YOUR TASK:
Change every "volume-bar" to "volume-column" throughout the listing below and reproduce its lines with nothing else altered. Omit the pictures.

DATA EXTRACT:
- - -

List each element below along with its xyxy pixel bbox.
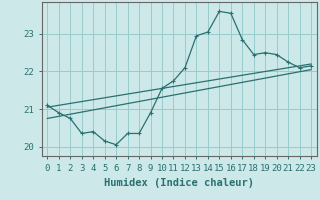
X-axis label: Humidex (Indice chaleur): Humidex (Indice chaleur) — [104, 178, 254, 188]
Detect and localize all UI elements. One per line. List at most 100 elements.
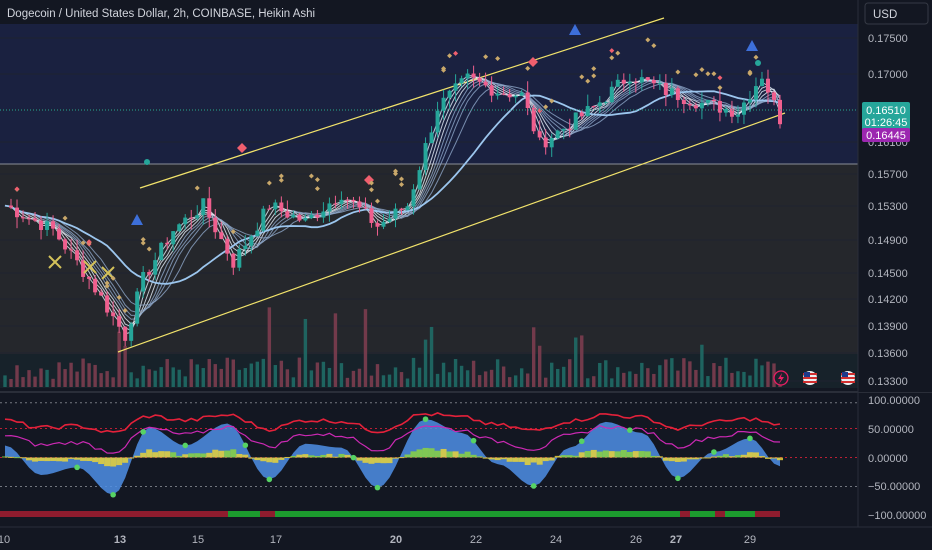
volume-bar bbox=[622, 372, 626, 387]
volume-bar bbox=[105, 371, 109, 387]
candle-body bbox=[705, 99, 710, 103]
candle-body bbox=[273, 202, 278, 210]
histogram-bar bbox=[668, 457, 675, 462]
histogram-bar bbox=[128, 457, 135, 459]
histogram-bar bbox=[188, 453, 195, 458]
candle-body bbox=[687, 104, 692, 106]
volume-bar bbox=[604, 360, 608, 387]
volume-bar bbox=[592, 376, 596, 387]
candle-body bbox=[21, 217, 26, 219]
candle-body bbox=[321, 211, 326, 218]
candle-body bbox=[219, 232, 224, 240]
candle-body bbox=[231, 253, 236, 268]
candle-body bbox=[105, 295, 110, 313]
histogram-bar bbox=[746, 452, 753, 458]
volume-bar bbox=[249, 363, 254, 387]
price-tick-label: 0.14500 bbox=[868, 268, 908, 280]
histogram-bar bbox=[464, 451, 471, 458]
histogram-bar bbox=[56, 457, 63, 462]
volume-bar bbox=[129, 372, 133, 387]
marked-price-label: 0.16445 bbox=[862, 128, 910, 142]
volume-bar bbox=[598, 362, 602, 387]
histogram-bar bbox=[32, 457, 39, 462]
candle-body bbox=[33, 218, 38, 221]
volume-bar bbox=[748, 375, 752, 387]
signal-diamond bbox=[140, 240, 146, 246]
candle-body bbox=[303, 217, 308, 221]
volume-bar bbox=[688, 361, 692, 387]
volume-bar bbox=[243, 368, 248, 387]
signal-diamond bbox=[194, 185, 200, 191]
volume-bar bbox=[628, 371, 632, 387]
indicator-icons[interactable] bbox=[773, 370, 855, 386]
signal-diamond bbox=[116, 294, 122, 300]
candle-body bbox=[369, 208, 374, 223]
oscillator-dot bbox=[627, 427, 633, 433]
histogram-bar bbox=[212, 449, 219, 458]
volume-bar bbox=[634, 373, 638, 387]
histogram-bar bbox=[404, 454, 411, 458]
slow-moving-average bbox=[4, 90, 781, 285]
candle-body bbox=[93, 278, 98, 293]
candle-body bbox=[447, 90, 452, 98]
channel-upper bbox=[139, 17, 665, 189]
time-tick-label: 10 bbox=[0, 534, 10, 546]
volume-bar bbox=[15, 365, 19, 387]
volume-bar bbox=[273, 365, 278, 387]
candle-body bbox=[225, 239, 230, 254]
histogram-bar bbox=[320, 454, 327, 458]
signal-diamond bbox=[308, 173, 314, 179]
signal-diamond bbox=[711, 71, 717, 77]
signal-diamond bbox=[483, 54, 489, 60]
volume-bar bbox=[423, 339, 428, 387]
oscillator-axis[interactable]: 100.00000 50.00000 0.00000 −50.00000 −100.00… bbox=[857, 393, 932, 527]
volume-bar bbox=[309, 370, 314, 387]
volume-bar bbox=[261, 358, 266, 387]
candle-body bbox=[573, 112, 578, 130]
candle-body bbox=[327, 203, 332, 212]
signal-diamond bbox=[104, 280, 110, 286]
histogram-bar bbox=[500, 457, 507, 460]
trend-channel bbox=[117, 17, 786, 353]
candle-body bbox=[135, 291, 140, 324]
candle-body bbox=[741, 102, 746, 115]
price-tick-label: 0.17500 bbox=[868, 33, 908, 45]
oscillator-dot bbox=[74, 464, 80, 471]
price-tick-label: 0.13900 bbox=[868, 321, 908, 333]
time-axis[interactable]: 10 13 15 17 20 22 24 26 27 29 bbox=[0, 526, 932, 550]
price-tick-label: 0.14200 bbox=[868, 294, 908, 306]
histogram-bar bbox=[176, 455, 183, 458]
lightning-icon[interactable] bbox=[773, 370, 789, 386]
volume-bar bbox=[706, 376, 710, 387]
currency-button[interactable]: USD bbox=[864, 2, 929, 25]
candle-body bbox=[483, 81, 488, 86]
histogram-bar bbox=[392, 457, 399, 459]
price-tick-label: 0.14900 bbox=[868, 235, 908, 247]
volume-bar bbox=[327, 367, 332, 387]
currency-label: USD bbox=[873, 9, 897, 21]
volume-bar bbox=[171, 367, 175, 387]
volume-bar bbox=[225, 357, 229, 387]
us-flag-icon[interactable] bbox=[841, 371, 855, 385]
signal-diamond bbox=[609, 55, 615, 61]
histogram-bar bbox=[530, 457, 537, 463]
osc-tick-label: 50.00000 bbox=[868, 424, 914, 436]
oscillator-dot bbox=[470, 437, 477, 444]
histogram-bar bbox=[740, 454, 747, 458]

- - -

FINAL ANSWER:
List each element below along with its xyxy pixel bbox.
X-axis label: Humidex (Indice chaleur): Humidex (Indice chaleur) — [104, 178, 254, 188]
Detect and localize all UI elements. One per line. List at most 100 elements.
volume-column bbox=[622, 372, 626, 387]
volume-column bbox=[105, 371, 109, 387]
candle-body bbox=[705, 99, 710, 103]
candle-body bbox=[273, 202, 278, 210]
histogram-bar bbox=[668, 457, 675, 462]
histogram-bar bbox=[128, 457, 135, 459]
histogram-bar bbox=[188, 453, 195, 458]
candle-body bbox=[687, 104, 692, 106]
volume-column bbox=[604, 360, 608, 387]
volume-column bbox=[592, 376, 596, 387]
candle-body bbox=[21, 217, 26, 219]
candle-body bbox=[321, 211, 326, 218]
candle-body bbox=[219, 232, 224, 240]
candle-body bbox=[231, 253, 236, 268]
candle-body bbox=[105, 295, 110, 313]
histogram-bar bbox=[746, 452, 753, 458]
volume-column bbox=[249, 363, 254, 387]
price-tick-label: 0.14500 bbox=[868, 268, 908, 280]
histogram-bar bbox=[464, 451, 471, 458]
histogram-bar bbox=[56, 457, 63, 462]
volume-column bbox=[129, 372, 133, 387]
marked-price-label: 0.16445 bbox=[862, 128, 910, 142]
volume-column bbox=[598, 362, 602, 387]
histogram-bar bbox=[32, 457, 39, 462]
candle-body bbox=[33, 218, 38, 221]
volume-column bbox=[748, 375, 752, 387]
signal-diamond bbox=[140, 240, 146, 246]
candle-body bbox=[303, 217, 308, 221]
volume-column bbox=[688, 361, 692, 387]
volume-column bbox=[243, 368, 248, 387]
signal-diamond bbox=[194, 185, 200, 191]
volume-column bbox=[628, 371, 632, 387]
indicator-icons[interactable] bbox=[773, 370, 855, 386]
signal-diamond bbox=[116, 294, 122, 300]
candle-body bbox=[369, 208, 374, 223]
oscillator-dot bbox=[627, 427, 633, 433]
histogram-bar bbox=[212, 449, 219, 458]
volume-column bbox=[634, 373, 638, 387]
histogram-bar bbox=[404, 454, 411, 458]
slow-moving-average bbox=[4, 90, 781, 285]
candle-body bbox=[93, 278, 98, 293]
candle-body bbox=[447, 90, 452, 98]
channel-upper bbox=[139, 17, 665, 189]
time-tick-label: 10 bbox=[0, 534, 10, 546]
volume-column bbox=[15, 365, 19, 387]
volume-column bbox=[273, 365, 278, 387]
candle-body bbox=[225, 239, 230, 254]
histogram-bar bbox=[320, 454, 327, 458]
signal-diamond bbox=[308, 173, 314, 179]
signal-diamond bbox=[711, 71, 717, 77]
signal-diamond bbox=[483, 54, 489, 60]
volume-column bbox=[423, 339, 428, 387]
oscillator-axis[interactable]: 100.00000 50.00000 0.00000 −50.00000 −100.00… bbox=[857, 393, 932, 527]
volume-column bbox=[309, 370, 314, 387]
volume-column bbox=[261, 358, 266, 387]
candle-body bbox=[573, 112, 578, 130]
candle-body bbox=[327, 203, 332, 212]
signal-diamond bbox=[104, 280, 110, 286]
histogram-bar bbox=[500, 457, 507, 460]
trend-channel bbox=[117, 17, 786, 353]
candle-body bbox=[135, 291, 140, 324]
candle-body bbox=[741, 102, 746, 115]
price-tick-label: 0.17500 bbox=[868, 33, 908, 45]
oscillator-dot bbox=[74, 464, 80, 471]
price-tick-label: 0.13900 bbox=[868, 321, 908, 333]
time-axis[interactable]: 10 13 15 17 20 22 24 26 27 29 bbox=[0, 526, 932, 550]
price-tick-label: 0.14200 bbox=[868, 294, 908, 306]
histogram-bar bbox=[176, 455, 183, 458]
lightning-icon[interactable] bbox=[773, 370, 789, 386]
volume-column bbox=[706, 376, 710, 387]
currency-button[interactable]: USD bbox=[864, 2, 929, 25]
candle-body bbox=[483, 81, 488, 86]
histogram-bar bbox=[392, 457, 399, 459]
price-tick-label: 0.14900 bbox=[868, 235, 908, 247]
volume-column bbox=[327, 367, 332, 387]
currency-label: USD bbox=[873, 9, 897, 21]
volume-column bbox=[171, 367, 175, 387]
volume-column bbox=[225, 357, 229, 387]
us-flag-icon[interactable] bbox=[841, 371, 855, 385]
signal-diamond bbox=[609, 55, 615, 61]
histogram-bar bbox=[530, 457, 537, 463]
osc-tick-label: 50.00000 bbox=[868, 424, 914, 436]
oscillator-dot bbox=[470, 437, 477, 444]
histogram-bar bbox=[740, 454, 747, 458]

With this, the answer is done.